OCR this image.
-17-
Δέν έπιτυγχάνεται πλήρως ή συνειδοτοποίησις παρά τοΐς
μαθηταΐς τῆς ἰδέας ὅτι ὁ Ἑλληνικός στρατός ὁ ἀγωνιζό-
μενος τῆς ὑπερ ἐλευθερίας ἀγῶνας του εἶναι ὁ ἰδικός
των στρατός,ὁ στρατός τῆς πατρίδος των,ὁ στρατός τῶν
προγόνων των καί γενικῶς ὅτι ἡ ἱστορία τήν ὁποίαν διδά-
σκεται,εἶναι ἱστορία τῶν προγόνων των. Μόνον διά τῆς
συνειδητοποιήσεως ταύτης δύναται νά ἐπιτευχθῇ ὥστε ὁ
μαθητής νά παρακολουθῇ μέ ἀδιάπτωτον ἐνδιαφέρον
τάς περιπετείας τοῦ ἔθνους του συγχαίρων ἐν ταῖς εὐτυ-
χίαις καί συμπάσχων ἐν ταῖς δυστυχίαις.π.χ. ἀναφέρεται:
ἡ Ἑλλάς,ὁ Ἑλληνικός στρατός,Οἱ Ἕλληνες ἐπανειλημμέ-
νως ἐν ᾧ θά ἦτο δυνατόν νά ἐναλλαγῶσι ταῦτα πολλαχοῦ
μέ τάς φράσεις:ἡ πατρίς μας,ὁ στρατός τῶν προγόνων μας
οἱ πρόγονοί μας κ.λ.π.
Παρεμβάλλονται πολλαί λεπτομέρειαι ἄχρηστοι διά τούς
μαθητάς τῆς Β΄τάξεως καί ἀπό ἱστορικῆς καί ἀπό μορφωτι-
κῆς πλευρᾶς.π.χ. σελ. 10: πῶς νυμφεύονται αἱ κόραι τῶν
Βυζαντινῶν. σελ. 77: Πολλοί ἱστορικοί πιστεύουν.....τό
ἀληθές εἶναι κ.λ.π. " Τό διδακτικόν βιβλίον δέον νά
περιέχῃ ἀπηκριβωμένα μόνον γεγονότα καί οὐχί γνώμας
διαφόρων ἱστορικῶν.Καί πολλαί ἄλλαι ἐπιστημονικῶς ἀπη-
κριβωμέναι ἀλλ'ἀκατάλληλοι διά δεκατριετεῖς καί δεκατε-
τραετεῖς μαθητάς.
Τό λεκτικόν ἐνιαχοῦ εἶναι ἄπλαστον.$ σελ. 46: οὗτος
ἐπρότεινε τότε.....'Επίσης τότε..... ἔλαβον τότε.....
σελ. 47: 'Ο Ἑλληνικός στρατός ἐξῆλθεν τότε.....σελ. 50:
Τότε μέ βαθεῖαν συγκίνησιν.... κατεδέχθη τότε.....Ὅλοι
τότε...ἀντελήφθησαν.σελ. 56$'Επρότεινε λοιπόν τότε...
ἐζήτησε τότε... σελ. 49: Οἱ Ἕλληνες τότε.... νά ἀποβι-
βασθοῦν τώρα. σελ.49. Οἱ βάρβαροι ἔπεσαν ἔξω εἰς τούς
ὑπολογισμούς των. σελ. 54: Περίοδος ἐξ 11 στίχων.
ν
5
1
#####
**Instructions to follow**
Pick out lines containing the word "τότε", each one as written.

**Response**
ἐπρότεινε τότε.....'Επίσης τότε..... ἔλαβον τότε.....
σελ. 47: 'Ο Ἑλληνικός στρατός ἐξῆλθεν τότε.....σελ. 50:
Τότε μέ βαθεῖαν συγκίνησιν.... κατεδέχθη τότε.....Ὅλοι
τότε...ἀντελήφθησαν.σελ. 56$'Επρότεινε λοιπόν τότε...
ἐζήτησε τότε... σελ. 49: Οἱ Ἕλληνες τότε.... νά ἀποβι-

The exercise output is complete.